*Exercise goal:* Repeat the material exactly, every line of it.

*Data shown:*
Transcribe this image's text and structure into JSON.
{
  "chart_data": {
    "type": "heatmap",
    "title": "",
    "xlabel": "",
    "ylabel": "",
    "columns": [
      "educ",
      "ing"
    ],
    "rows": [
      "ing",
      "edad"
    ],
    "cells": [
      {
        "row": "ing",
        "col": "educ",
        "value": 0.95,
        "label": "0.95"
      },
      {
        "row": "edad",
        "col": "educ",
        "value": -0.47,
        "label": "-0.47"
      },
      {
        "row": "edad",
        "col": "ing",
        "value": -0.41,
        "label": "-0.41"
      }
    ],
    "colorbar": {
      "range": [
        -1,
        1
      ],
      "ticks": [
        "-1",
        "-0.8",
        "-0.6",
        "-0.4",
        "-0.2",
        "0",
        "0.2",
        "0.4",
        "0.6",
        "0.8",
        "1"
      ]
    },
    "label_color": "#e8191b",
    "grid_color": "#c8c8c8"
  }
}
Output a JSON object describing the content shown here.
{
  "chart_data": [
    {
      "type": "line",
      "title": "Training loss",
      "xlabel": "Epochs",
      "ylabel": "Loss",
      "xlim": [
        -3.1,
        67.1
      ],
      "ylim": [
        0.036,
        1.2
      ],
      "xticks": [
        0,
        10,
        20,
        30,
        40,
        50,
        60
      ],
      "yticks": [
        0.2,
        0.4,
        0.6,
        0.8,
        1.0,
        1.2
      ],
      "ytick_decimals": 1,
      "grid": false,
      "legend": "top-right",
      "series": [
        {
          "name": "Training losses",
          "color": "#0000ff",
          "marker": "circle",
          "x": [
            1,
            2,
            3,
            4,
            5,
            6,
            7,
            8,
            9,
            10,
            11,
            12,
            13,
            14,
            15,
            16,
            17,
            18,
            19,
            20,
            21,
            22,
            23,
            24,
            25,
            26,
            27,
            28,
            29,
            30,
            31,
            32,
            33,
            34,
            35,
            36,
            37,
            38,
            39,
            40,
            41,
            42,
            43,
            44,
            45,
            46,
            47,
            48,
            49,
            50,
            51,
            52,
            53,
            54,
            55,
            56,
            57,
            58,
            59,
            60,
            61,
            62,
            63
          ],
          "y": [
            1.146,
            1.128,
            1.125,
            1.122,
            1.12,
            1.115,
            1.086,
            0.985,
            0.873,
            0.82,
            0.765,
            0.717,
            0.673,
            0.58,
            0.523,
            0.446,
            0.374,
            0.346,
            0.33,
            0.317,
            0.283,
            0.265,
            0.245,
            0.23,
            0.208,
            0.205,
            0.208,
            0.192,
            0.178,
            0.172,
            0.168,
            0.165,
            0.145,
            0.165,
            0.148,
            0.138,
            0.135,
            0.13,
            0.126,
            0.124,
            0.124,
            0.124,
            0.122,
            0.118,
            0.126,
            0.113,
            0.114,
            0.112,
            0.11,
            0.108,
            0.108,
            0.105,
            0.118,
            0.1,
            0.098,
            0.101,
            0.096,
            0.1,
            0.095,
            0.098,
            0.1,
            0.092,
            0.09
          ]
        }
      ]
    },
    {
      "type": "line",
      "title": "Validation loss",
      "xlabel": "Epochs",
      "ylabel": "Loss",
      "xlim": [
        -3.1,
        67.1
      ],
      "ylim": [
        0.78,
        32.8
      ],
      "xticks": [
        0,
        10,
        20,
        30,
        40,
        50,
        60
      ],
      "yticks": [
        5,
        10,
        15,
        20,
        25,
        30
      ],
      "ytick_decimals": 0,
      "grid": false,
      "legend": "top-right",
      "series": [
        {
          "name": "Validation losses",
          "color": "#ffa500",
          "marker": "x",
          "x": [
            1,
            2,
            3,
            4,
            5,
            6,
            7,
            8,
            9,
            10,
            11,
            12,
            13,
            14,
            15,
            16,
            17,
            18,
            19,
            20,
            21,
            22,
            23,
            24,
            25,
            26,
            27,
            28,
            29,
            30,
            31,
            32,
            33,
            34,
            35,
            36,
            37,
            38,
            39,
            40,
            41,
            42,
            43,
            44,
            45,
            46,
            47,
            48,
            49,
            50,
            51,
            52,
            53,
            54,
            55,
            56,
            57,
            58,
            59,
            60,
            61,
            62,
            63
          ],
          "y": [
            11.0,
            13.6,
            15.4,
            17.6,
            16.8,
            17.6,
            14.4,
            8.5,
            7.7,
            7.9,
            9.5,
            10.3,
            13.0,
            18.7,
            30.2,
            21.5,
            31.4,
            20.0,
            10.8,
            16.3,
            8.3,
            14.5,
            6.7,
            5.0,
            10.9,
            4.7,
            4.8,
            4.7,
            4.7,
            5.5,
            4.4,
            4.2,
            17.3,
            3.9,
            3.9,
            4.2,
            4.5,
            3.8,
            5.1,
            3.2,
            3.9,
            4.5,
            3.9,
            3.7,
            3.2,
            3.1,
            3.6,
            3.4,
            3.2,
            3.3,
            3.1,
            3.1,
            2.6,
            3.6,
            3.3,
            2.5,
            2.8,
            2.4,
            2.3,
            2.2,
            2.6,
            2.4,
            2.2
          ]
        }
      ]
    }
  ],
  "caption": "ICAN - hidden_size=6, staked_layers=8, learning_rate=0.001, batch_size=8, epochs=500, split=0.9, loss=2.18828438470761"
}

*Response for this exercise:*
Transcribe this image's text and structure into JSON.
{
  "chart_data": {
    "type": "heatmap",
    "title": "",
    "xlabel": "",
    "ylabel": "",
    "columns": [
      "educ",
      "ing"
    ],
    "rows": [
      "ing",
      "edad"
    ],
    "cells": [
      {
        "row": "ing",
        "col": "educ",
        "value": 0.95,
        "label": "0.95"
      },
      {
        "row": "edad",
        "col": "educ",
        "value": -0.47,
        "label": "-0.47"
      },
      {
        "row": "edad",
        "col": "ing",
        "value": -0.41,
        "label": "-0.41"
      }
    ],
    "colorbar": {
      "range": [
        -1,
        1
      ],
      "ticks": [
        "-1",
        "-0.8",
        "-0.6",
        "-0.4",
        "-0.2",
        "0",
        "0.2",
        "0.4",
        "0.6",
        "0.8",
        "1"
      ]
    },
    "label_color": "#e8191b",
    "grid_color": "#c8c8c8"
  }
}
Output a JSON object describing the content shown here.
{
  "chart_data": [
    {
      "type": "line",
      "title": "Training loss",
      "xlabel": "Epochs",
      "ylabel": "Loss",
      "xlim": [
        -3.1,
        67.1
      ],
      "ylim": [
        0.036,
        1.2
      ],
      "xticks": [
        0,
        10,
        20,
        30,
        40,
        50,
        60
      ],
      "yticks": [
        0.2,
        0.4,
        0.6,
        0.8,
        1.0,
        1.2
      ],
      "ytick_decimals": 1,
      "grid": false,
      "legend": "top-right",
      "series": [
        {
          "name": "Training losses",
          "color": "#0000ff",
          "marker": "circle",
          "x": [
            1,
            2,
            3,
            4,
            5,
            6,
            7,
            8,
            9,
            10,
            11,
            12,
            13,
            14,
            15,
            16,
            17,
            18,
            19,
            20,
            21,
            22,
            23,
            24,
            25,
            26,
            27,
            28,
            29,
            30,
            31,
            32,
            33,
            34,
            35,
            36,
            37,
            38,
            39,
            40,
            41,
            42,
            43,
            44,
            45,
            46,
            47,
            48,
            49,
            50,
            51,
            52,
            53,
            54,
            55,
            56,
            57,
            58,
            59,
            60,
            61,
            62,
            63
          ],
          "y": [
            1.146,
            1.128,
            1.125,
            1.122,
            1.12,
            1.115,
            1.086,
            0.985,
            0.873,
            0.82,
            0.765,
            0.717,
            0.673,
            0.58,
            0.523,
            0.446,
            0.374,
            0.346,
            0.33,
            0.317,
            0.283,
            0.265,
            0.245,
            0.23,
            0.208,
            0.205,
            0.208,
            0.192,
            0.178,
            0.172,
            0.168,
            0.165,
            0.145,
            0.165,
            0.148,
            0.138,
            0.135,
            0.13,
            0.126,
            0.124,
            0.124,
            0.124,
            0.122,
            0.118,
            0.126,
            0.113,
            0.114,
            0.112,
            0.11,
            0.108,
            0.108,
            0.105,
            0.118,
            0.1,
            0.098,
            0.101,
            0.096,
            0.1,
            0.095,
            0.098,
            0.1,
            0.092,
            0.09
          ]
        }
      ]
    },
    {
      "type": "line",
      "title": "Validation loss",
      "xlabel": "Epochs",
      "ylabel": "Loss",
      "xlim": [
        -3.1,
        67.1
      ],
      "ylim": [
        0.78,
        32.8
      ],
      "xticks": [
        0,
        10,
        20,
        30,
        40,
        50,
        60
      ],
      "yticks": [
        5,
        10,
        15,
        20,
        25,
        30
      ],
      "ytick_decimals": 0,
      "grid": false,
      "legend": "top-right",
      "series": [
        {
          "name": "Validation losses",
          "color": "#ffa500",
          "marker": "x",
          "x": [
            1,
            2,
            3,
            4,
            5,
            6,
            7,
            8,
            9,
            10,
            11,
            12,
            13,
            14,
            15,
            16,
            17,
            18,
            19,
            20,
            21,
            22,
            23,
            24,
            25,
            26,
            27,
            28,
            29,
            30,
            31,
            32,
            33,
            34,
            35,
            36,
            37,
            38,
            39,
            40,
            41,
            42,
            43,
            44,
            45,
            46,
            47,
            48,
            49,
            50,
            51,
            52,
            53,
            54,
            55,
            56,
            57,
            58,
            59,
            60,
            61,
            62,
            63
          ],
          "y": [
            11.0,
            13.6,
            15.4,
            17.6,
            16.8,
            17.6,
            14.4,
            8.5,
            7.7,
            7.9,
            9.5,
            10.3,
            13.0,
            18.7,
            30.2,
            21.5,
            31.4,
            20.0,
            10.8,
            16.3,
            8.3,
            14.5,
            6.7,
            5.0,
            10.9,
            4.7,
            4.8,
            4.7,
            4.7,
            5.5,
            4.4,
            4.2,
            17.3,
            3.9,
            3.9,
            4.2,
            4.5,
            3.8,
            5.1,
            3.2,
            3.9,
            4.5,
            3.9,
            3.7,
            3.2,
            3.1,
            3.6,
            3.4,
            3.2,
            3.3,
            3.1,
            3.1,
            2.6,
            3.6,
            3.3,
            2.5,
            2.8,
            2.4,
            2.3,
            2.2,
            2.6,
            2.4,
            2.2
          ]
        }
      ]
    }
  ],
  "caption": "ICAN - hidden_size=6, staked_layers=8, learning_rate=0.001, batch_size=8, epochs=500, split=0.9, loss=2.18828438470761"
}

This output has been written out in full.